● Description of the task: Select the lines of the records containing the word "class" and list them.

● Task inputs:

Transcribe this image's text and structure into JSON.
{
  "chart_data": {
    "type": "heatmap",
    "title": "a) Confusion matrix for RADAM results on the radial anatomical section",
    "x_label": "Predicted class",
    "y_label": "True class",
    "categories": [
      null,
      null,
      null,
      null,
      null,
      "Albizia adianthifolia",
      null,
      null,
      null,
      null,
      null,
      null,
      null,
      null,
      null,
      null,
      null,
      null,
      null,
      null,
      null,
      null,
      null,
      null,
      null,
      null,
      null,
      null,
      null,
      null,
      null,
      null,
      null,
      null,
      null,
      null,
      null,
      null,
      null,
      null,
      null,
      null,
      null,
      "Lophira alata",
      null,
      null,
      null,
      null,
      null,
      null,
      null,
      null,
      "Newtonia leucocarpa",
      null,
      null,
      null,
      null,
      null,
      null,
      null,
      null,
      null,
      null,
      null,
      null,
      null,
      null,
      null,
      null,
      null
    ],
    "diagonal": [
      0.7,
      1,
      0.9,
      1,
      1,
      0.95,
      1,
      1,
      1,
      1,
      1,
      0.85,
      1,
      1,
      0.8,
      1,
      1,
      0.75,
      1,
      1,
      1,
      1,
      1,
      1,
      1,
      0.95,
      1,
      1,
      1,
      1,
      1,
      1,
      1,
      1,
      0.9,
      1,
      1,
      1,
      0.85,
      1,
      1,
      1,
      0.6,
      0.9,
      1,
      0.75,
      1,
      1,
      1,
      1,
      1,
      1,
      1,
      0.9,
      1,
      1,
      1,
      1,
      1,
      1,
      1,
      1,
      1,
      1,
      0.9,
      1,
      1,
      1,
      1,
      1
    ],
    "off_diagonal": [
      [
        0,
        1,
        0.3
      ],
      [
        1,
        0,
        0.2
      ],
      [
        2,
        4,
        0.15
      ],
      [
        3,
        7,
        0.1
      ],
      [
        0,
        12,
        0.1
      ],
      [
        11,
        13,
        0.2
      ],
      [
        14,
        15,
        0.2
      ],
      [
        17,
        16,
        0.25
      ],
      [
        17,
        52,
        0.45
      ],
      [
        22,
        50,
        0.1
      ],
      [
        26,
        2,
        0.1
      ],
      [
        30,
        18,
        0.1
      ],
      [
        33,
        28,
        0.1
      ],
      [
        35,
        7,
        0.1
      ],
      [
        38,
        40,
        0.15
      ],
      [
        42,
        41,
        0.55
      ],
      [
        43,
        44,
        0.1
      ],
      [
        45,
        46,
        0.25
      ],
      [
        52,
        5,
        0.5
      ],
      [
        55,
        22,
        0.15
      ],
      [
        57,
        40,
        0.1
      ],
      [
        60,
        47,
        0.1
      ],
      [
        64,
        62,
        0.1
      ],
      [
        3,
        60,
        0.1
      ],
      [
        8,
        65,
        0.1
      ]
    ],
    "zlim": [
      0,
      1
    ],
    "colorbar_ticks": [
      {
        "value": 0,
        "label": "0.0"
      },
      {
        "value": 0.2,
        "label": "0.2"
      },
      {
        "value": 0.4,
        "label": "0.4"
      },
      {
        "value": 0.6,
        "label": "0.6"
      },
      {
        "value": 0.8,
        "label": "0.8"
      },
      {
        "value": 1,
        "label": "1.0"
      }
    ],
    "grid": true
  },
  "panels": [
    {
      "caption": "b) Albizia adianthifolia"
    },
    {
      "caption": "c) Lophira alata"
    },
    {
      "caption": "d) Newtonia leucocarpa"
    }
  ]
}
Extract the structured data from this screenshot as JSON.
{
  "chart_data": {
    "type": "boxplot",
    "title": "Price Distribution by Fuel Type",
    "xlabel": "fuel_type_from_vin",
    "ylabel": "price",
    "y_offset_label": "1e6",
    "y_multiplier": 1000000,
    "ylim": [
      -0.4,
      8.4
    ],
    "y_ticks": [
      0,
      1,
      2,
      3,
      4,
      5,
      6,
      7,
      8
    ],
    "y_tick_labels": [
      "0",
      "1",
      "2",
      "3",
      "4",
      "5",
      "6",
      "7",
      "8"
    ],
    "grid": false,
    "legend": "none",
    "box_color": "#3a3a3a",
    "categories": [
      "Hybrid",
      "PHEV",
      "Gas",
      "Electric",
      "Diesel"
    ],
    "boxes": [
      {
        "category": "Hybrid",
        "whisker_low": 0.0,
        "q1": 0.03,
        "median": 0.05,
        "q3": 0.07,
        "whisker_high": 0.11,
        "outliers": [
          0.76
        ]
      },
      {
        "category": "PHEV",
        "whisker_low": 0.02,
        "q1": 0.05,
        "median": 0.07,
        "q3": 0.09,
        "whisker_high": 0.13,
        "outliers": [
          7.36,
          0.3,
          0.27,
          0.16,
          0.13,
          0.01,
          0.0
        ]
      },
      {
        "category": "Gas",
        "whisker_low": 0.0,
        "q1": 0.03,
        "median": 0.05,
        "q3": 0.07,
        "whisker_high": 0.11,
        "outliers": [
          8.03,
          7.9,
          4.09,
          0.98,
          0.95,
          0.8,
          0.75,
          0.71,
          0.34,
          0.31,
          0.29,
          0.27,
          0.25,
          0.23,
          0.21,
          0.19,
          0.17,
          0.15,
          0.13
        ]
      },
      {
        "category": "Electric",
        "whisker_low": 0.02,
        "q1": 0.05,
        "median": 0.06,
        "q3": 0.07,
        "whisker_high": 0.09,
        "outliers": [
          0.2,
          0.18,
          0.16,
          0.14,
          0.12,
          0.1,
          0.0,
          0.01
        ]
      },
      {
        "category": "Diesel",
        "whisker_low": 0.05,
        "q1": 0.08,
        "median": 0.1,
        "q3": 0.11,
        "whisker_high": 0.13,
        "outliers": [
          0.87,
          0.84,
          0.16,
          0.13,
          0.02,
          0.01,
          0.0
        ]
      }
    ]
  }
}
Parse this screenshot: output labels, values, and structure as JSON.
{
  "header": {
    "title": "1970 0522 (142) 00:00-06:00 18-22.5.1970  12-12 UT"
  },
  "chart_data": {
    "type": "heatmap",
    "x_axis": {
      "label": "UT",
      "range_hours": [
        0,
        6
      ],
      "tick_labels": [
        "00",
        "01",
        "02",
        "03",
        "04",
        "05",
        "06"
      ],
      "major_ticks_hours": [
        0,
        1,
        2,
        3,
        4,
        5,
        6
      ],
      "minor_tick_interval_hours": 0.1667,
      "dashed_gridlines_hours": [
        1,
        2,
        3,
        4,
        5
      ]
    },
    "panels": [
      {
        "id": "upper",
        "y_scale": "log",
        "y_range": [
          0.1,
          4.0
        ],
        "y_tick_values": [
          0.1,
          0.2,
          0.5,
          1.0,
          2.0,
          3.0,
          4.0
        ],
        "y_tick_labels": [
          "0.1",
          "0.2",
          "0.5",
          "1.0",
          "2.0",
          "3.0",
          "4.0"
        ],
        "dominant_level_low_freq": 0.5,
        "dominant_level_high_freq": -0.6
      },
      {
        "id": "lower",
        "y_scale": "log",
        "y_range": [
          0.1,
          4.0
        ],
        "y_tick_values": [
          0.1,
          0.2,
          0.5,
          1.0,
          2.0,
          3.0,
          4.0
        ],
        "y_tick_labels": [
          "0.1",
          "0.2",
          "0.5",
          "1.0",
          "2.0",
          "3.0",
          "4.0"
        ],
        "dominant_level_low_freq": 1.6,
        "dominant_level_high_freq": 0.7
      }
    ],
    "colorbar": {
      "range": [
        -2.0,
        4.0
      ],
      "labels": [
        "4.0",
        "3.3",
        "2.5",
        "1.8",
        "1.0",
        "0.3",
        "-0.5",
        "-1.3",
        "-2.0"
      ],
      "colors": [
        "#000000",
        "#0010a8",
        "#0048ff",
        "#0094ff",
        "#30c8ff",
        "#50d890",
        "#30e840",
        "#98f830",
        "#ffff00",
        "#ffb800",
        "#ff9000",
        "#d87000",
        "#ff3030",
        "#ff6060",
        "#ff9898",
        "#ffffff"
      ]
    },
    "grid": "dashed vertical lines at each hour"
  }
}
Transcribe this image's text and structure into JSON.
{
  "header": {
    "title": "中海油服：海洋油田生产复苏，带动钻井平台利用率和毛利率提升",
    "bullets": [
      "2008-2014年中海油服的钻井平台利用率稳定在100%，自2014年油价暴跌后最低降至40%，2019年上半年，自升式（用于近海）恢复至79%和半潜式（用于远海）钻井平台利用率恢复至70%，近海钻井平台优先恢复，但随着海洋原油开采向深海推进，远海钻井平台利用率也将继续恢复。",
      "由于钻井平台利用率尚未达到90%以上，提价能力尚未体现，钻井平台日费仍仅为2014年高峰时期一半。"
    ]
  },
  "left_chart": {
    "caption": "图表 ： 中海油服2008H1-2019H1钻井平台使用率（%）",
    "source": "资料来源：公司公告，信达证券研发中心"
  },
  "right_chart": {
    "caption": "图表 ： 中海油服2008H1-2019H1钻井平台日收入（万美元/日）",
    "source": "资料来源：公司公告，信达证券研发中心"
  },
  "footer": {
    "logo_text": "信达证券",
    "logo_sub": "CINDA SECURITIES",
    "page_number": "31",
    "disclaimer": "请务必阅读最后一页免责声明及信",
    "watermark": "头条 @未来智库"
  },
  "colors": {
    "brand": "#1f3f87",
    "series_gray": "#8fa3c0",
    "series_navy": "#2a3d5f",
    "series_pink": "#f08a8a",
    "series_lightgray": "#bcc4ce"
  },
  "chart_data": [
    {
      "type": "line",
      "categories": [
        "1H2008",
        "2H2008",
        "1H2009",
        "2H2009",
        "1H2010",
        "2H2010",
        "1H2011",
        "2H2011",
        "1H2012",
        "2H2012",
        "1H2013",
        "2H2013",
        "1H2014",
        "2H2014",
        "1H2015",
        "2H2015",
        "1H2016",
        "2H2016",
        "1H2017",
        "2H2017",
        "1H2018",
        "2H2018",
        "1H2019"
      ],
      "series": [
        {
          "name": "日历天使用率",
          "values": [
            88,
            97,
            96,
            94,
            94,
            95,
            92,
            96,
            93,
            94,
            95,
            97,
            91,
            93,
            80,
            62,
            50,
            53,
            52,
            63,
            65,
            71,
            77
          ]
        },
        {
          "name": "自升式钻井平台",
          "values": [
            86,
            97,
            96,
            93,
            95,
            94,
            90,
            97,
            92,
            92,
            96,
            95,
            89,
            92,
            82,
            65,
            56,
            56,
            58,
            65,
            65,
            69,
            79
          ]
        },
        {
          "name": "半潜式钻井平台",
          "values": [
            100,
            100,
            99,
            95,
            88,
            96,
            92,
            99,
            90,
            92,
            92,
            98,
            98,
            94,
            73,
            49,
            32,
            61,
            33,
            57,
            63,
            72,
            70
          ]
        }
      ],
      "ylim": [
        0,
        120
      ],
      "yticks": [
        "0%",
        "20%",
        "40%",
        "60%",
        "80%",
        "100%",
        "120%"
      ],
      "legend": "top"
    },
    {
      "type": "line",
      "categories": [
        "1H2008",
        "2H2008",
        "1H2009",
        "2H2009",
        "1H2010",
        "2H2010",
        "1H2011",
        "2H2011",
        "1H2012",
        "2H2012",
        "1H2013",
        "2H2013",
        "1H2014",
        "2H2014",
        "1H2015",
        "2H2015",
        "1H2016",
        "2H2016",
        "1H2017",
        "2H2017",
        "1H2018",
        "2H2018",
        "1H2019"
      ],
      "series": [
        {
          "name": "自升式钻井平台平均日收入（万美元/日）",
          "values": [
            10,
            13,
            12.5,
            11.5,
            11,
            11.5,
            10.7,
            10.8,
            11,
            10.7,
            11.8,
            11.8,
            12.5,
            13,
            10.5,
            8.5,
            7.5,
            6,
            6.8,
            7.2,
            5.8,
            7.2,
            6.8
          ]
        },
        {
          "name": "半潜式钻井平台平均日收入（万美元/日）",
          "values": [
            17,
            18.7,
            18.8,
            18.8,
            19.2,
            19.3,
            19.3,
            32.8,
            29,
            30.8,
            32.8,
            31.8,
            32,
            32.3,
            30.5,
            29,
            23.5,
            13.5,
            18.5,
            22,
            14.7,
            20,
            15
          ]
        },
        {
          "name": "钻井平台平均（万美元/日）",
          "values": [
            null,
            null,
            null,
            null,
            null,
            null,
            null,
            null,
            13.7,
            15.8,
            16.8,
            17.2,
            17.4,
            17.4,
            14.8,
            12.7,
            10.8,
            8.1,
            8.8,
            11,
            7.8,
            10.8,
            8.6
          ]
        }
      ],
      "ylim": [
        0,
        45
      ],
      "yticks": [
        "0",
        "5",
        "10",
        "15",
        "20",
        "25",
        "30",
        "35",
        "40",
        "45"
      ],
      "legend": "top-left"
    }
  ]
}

● Result of the exercise:
    "x_label": "Predicted class",
    "y_label": "True class",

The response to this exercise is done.